**Records to use:**
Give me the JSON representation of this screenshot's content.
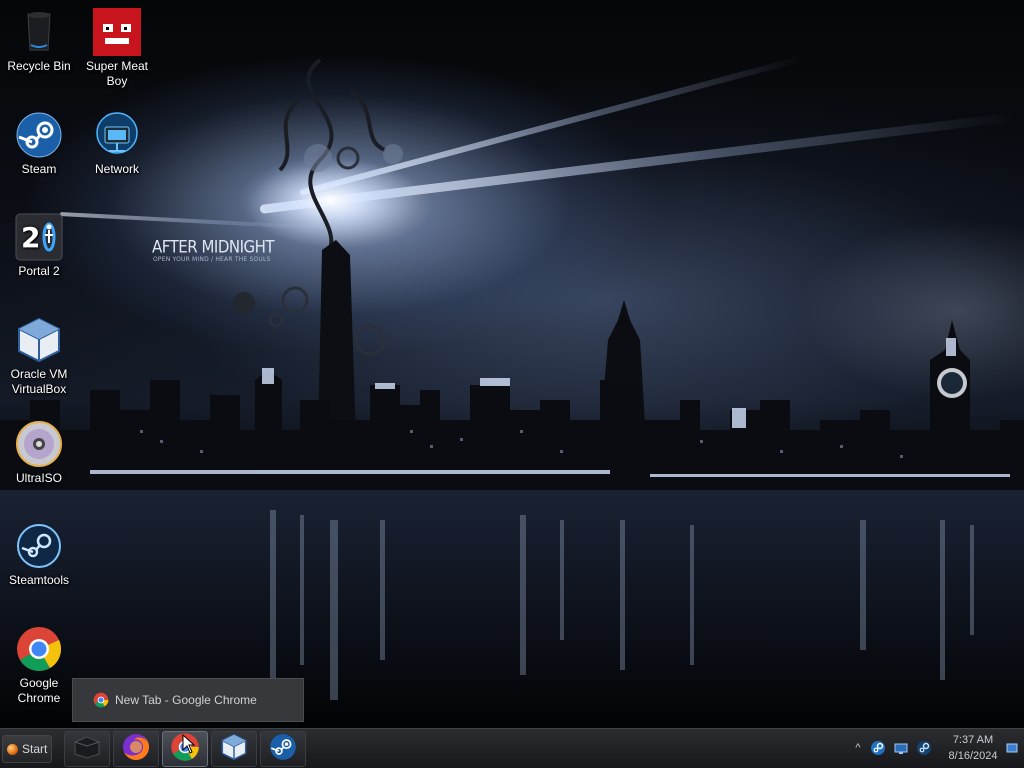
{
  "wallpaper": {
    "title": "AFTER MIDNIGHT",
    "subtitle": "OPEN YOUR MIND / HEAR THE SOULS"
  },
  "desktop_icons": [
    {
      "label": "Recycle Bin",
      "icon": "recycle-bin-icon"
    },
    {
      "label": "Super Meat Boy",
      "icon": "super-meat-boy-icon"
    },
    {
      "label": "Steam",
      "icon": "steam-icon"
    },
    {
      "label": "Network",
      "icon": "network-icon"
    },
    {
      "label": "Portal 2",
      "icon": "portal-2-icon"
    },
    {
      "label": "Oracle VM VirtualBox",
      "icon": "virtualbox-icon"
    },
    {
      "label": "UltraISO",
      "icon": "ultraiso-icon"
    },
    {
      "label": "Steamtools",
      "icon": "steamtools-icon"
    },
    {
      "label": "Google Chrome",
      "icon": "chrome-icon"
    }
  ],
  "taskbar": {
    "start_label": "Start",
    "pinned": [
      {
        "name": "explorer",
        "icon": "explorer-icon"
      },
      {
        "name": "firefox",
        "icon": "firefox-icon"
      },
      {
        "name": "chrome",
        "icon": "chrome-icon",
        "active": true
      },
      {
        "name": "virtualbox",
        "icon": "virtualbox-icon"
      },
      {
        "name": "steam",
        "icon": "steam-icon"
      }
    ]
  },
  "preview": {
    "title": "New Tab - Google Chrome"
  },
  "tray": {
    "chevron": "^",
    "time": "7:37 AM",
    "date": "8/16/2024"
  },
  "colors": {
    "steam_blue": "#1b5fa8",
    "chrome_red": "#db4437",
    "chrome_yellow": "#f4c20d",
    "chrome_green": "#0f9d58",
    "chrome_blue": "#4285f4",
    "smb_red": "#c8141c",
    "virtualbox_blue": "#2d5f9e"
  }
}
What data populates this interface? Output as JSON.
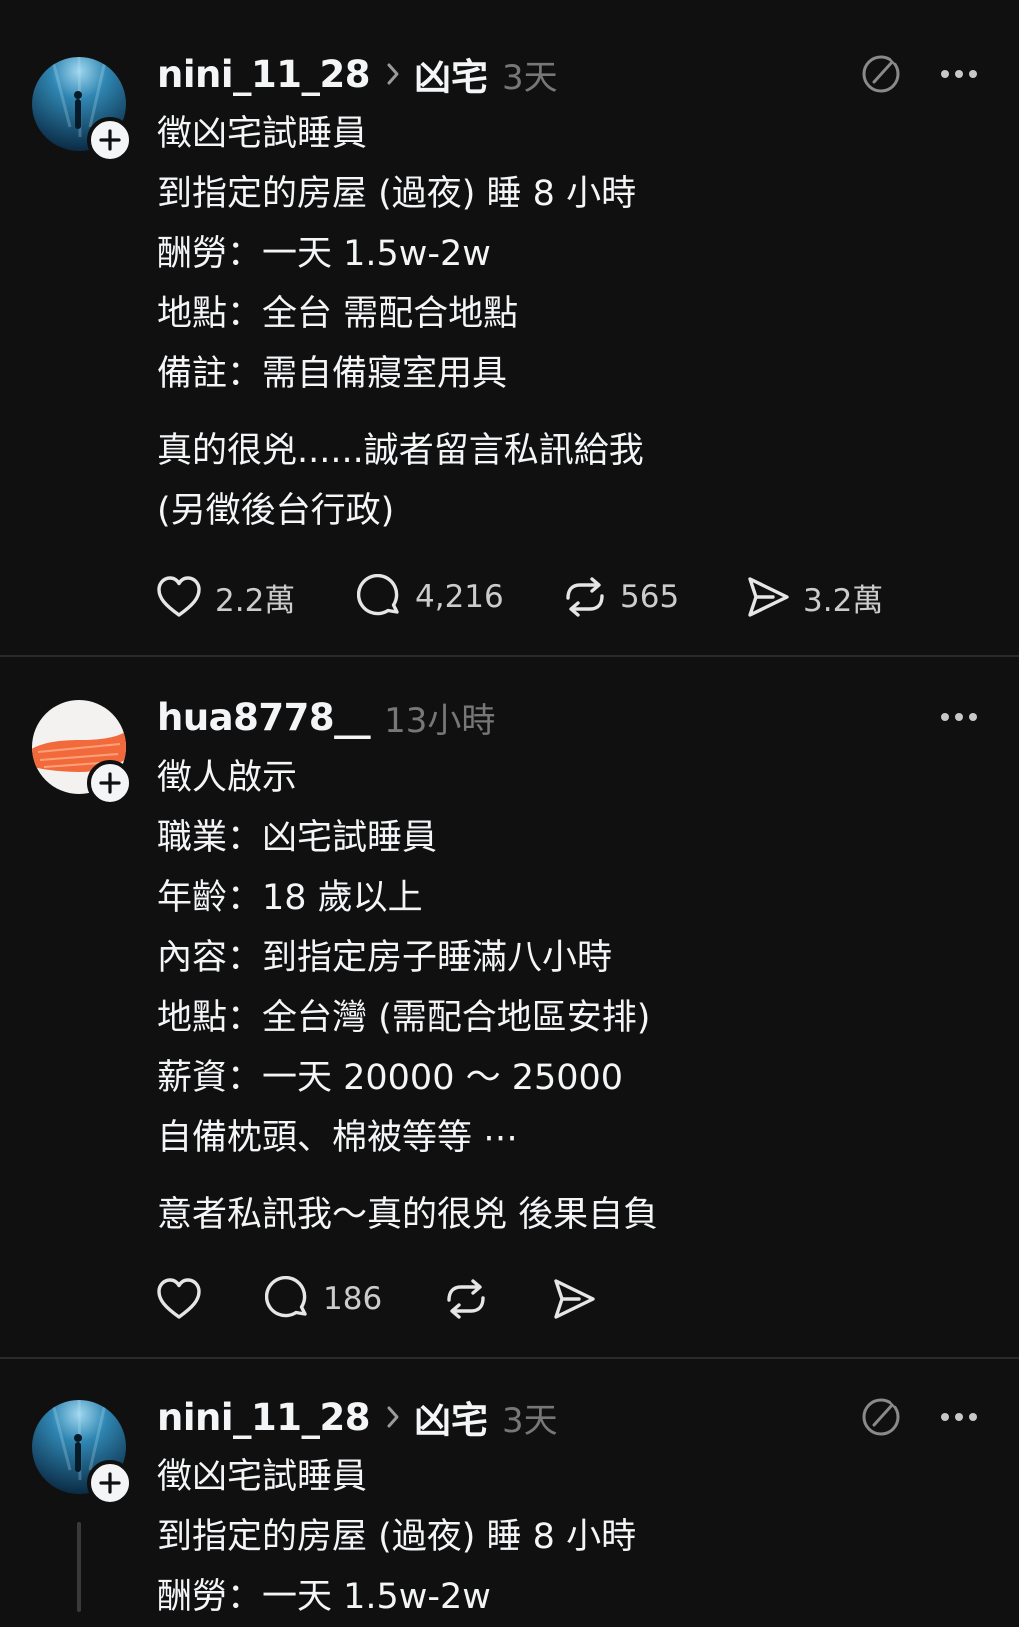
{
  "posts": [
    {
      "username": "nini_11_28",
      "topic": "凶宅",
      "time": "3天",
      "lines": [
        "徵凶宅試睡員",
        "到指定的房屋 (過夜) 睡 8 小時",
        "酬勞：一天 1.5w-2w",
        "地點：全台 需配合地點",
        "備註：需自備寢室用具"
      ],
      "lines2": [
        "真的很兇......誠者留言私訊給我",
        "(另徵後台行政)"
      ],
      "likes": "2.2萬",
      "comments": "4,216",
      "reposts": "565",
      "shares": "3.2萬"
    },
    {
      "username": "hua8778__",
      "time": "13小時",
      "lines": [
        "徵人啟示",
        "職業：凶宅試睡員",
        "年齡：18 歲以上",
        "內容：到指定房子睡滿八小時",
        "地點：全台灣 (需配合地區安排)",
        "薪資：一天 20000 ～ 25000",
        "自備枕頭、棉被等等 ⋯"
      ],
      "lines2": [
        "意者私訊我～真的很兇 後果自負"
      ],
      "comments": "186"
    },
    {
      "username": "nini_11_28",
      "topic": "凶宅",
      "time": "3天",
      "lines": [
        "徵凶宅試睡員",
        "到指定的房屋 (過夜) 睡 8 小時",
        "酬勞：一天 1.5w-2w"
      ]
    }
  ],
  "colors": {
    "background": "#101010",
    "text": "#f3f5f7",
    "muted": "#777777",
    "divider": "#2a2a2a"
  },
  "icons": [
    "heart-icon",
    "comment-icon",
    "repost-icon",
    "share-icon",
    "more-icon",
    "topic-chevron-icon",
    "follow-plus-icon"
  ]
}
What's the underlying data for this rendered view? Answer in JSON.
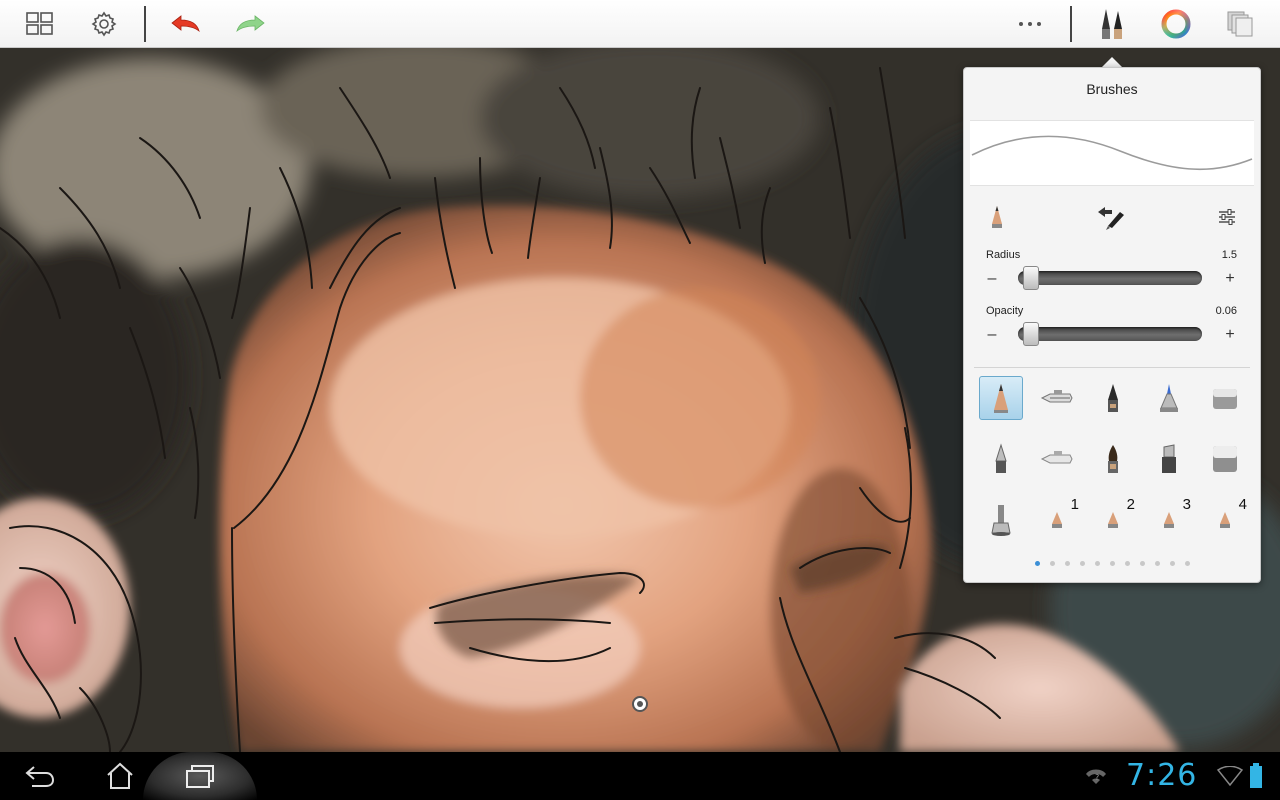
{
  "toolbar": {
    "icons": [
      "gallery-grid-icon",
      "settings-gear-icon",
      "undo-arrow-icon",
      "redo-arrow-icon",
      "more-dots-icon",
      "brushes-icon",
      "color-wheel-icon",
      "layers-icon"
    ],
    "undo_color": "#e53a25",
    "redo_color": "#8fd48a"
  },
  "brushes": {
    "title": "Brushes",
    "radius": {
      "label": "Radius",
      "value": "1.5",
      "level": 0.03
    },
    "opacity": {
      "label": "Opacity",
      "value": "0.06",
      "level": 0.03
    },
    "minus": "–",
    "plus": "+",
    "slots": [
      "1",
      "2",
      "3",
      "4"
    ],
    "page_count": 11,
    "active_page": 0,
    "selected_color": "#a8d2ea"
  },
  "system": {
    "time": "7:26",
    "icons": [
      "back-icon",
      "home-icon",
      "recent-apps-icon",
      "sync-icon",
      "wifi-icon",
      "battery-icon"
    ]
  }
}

**Exercise details:**
Identify each line of the material where the word "Google" shows up, and copy it.

**Task result:**
      "label": "Google Chrome",
    "title": "New Tab - Google Chrome"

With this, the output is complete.